◆ What you will do:
Select, from the material below, each line with "Meal" in it.
╭─ Supplied data
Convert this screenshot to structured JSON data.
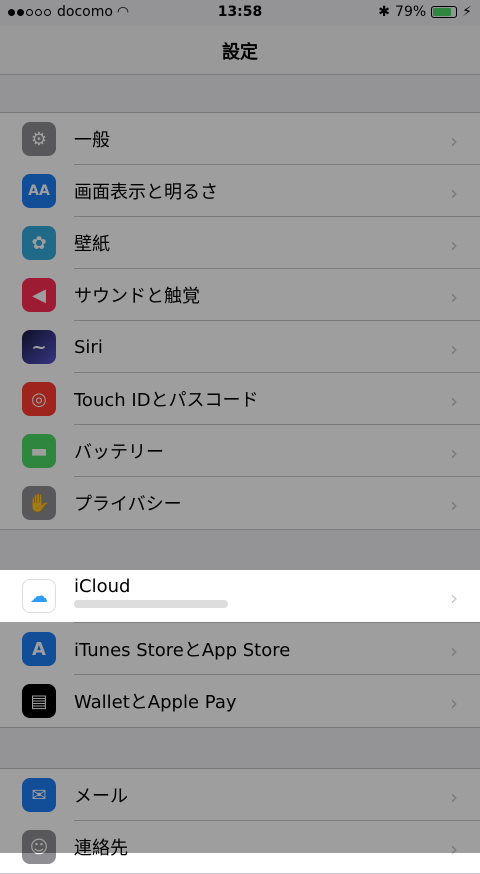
{
  "status": {
    "carrier": "docomo",
    "time": "13:58",
    "battery": "79%"
  },
  "nav": {
    "title": "設定"
  },
  "groups": [
    {
      "items": [
        {
          "label": "一般",
          "icon": "gear-icon",
          "color": "#8e8e93"
        },
        {
          "label": "画面表示と明るさ",
          "icon": "text-size-icon",
          "color": "#1e7cf6"
        },
        {
          "label": "壁紙",
          "icon": "wallpaper-icon",
          "color": "#34aadc"
        },
        {
          "label": "サウンドと触覚",
          "icon": "speaker-icon",
          "color": "#ff2d55"
        },
        {
          "label": "Siri",
          "icon": "siri-icon",
          "color": "#5856d6"
        },
        {
          "label": "Touch IDとパスコード",
          "icon": "fingerprint-icon",
          "color": "#ff3b30"
        },
        {
          "label": "バッテリー",
          "icon": "battery-icon",
          "color": "#4cd964"
        },
        {
          "label": "プライバシー",
          "icon": "hand-icon",
          "color": "#8e8e93"
        }
      ]
    },
    {
      "items": [
        {
          "label": "iCloud",
          "icon": "cloud-icon",
          "color": "#ffffff"
        },
        {
          "label": "iTunes StoreとApp Store",
          "icon": "app-store-icon",
          "color": "#1e7cf6"
        },
        {
          "label": "WalletとApple Pay",
          "icon": "wallet-icon",
          "color": "#000000"
        }
      ]
    },
    {
      "items": [
        {
          "label": "メール",
          "icon": "mail-icon",
          "color": "#1e7cf6"
        },
        {
          "label": "連絡先",
          "icon": "contacts-icon",
          "color": "#8e8e93"
        }
      ]
    }
  ]
}
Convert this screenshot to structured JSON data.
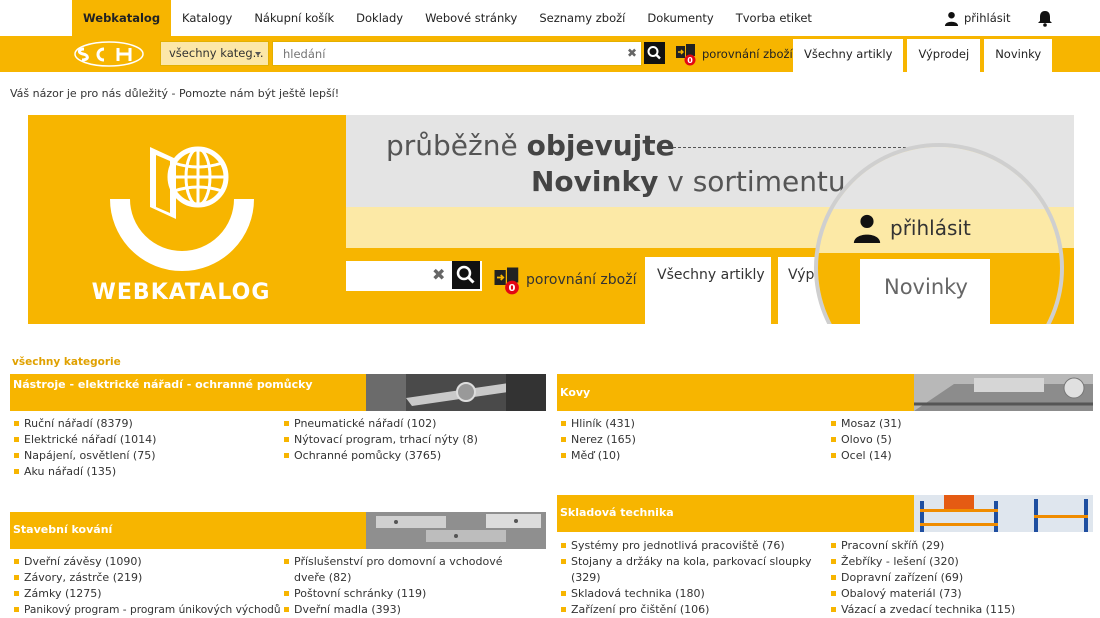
{
  "nav": {
    "items": [
      {
        "label": "Webkatalog",
        "active": true
      },
      {
        "label": "Katalogy"
      },
      {
        "label": "Nákupní košík"
      },
      {
        "label": "Doklady"
      },
      {
        "label": "Webové stránky"
      },
      {
        "label": "Seznamy zboží"
      },
      {
        "label": "Dokumenty"
      },
      {
        "label": "Tvorba etiket"
      }
    ],
    "login_label": "přihlásit"
  },
  "search": {
    "category_value": "všechny kateg...",
    "placeholder": "hledání",
    "clear_glyph": "✖",
    "compare_label": "porovnání zboží",
    "compare_count": "0"
  },
  "tabs": [
    "Všechny artikly",
    "Výprodej",
    "Novinky"
  ],
  "feedback": "Váš názor je pro nás důležitý - Pomozte nám být ještě lepší!",
  "banner": {
    "wordmark": "WEBKATALOG",
    "line1_normal": "průběžně ",
    "line1_bold": "objevujte",
    "line2_bold": "Novinky",
    "line2_normal": " v sortimentu",
    "compare_label": "porovnání zboží",
    "compare_count": "0",
    "clear_glyph": "✖",
    "tab1": "Všechny artikly",
    "tab2": "Výpr",
    "mag_login": "přihlásit",
    "mag_tab": "Novinky"
  },
  "all_categories": "všechny kategorie",
  "categories": {
    "tools": {
      "title": "Nástroje - elektrické nářadí - ochranné pomůcky",
      "col1": [
        "Ruční nářadí (8379)",
        "Elektrické nářadí (1014)",
        "Napájení, osvětlení (75)",
        "Aku nářadí (135)"
      ],
      "col2": [
        "Pneumatické nářadí (102)",
        "Nýtovací program, trhací nýty (8)",
        "Ochranné pomůcky (3765)"
      ]
    },
    "metals": {
      "title": "Kovy",
      "col1": [
        "Hliník (431)",
        "Nerez (165)",
        "Měď (10)"
      ],
      "col2": [
        "Mosaz (31)",
        "Olovo (5)",
        "Ocel (14)"
      ]
    },
    "hardware": {
      "title": "Stavební kování",
      "col1": [
        "Dveřní závěsy (1090)",
        "Závory, zástrče (219)",
        "Zámky (1275)",
        "Panikový program - program únikových východů"
      ],
      "col2": [
        "Příslušenství pro domovní a vchodové dveře (82)",
        "Poštovní schránky (119)",
        "Dveřní madla (393)"
      ]
    },
    "storage": {
      "title": "Skladová technika",
      "col1": [
        "Systémy pro jednotlivá pracoviště (76)",
        "Stojany a držáky na kola, parkovací sloupky (329)",
        "Skladová technika (180)",
        "Zařízení pro čištění (106)"
      ],
      "col2": [
        "Pracovní skříň (29)",
        "Žebříky - lešení (320)",
        "Dopravní zařízení (69)",
        "Obalový materiál (73)",
        "Vázací a zvedací technika (115)"
      ]
    }
  }
}
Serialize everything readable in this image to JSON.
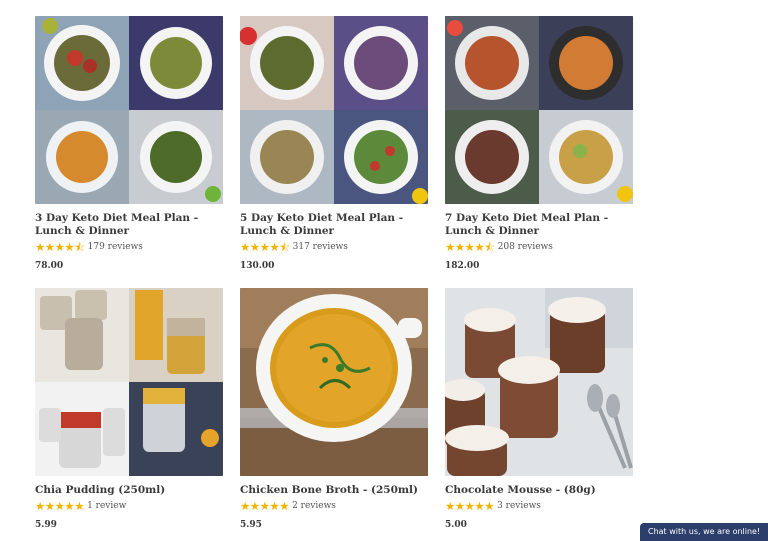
{
  "products": [
    {
      "title": "3 Day Keto Diet Meal Plan - Lunch & Dinner",
      "stars": "★★★★⯪",
      "rating": 4.5,
      "reviews": "179 reviews",
      "price": "78.00"
    },
    {
      "title": "5 Day Keto Diet Meal Plan - Lunch & Dinner",
      "stars": "★★★★⯪",
      "rating": 4.5,
      "reviews": "317 reviews",
      "price": "130.00"
    },
    {
      "title": "7 Day Keto Diet Meal Plan - Lunch & Dinner",
      "stars": "★★★★⯪",
      "rating": 4.5,
      "reviews": "208 reviews",
      "price": "182.00"
    },
    {
      "title": "Chia Pudding (250ml)",
      "stars": "★★★★★",
      "rating": 5,
      "reviews": "1 review",
      "price": "5.99"
    },
    {
      "title": "Chicken Bone Broth - (250ml)",
      "stars": "★★★★★",
      "rating": 5,
      "reviews": "2 reviews",
      "price": "5.95"
    },
    {
      "title": "Chocolate Mousse - (80g)",
      "stars": "★★★★★",
      "rating": 5,
      "reviews": "3 reviews",
      "price": "5.00"
    }
  ],
  "chat": {
    "label": "Chat with us, we are online!"
  },
  "colors": {
    "star": "#f0b400",
    "chat_bg": "#2c3e6b",
    "text": "#3a3a3a"
  }
}
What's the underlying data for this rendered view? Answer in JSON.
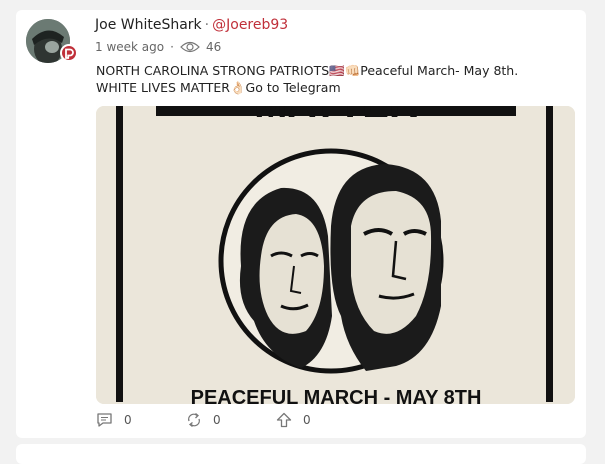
{
  "post": {
    "author_name": "Joe WhiteShark",
    "separator": "·",
    "handle": "@Joereb93",
    "time": "1 week ago",
    "meta_separator": "·",
    "views": "46",
    "text_line1": "NORTH CAROLINA STRONG PATRIOTS🇺🇸👊🏻Peaceful March- May 8th.",
    "text_line2": "WHITE LIVES MATTER👌🏻Go to Telegram",
    "image": {
      "top_text": "MATTER",
      "bottom_text": "PEACEFUL MARCH - MAY 8TH"
    },
    "actions": {
      "comments": "0",
      "echoes": "0",
      "upvotes": "0"
    }
  },
  "icons": {
    "badge": "parler-badge-icon",
    "views": "eye-icon",
    "comment": "comment-icon",
    "echo": "echo-icon",
    "upvote": "upvote-icon"
  },
  "colors": {
    "accent": "#c0303a",
    "background": "#f2f2f2",
    "card": "#ffffff"
  }
}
╰─
◆ Written response:
      "title": "3 Day Keto Diet Meal Plan - Lunch & Dinner",
      "title": "5 Day Keto Diet Meal Plan - Lunch & Dinner",
      "title": "7 Day Keto Diet Meal Plan - Lunch & Dinner",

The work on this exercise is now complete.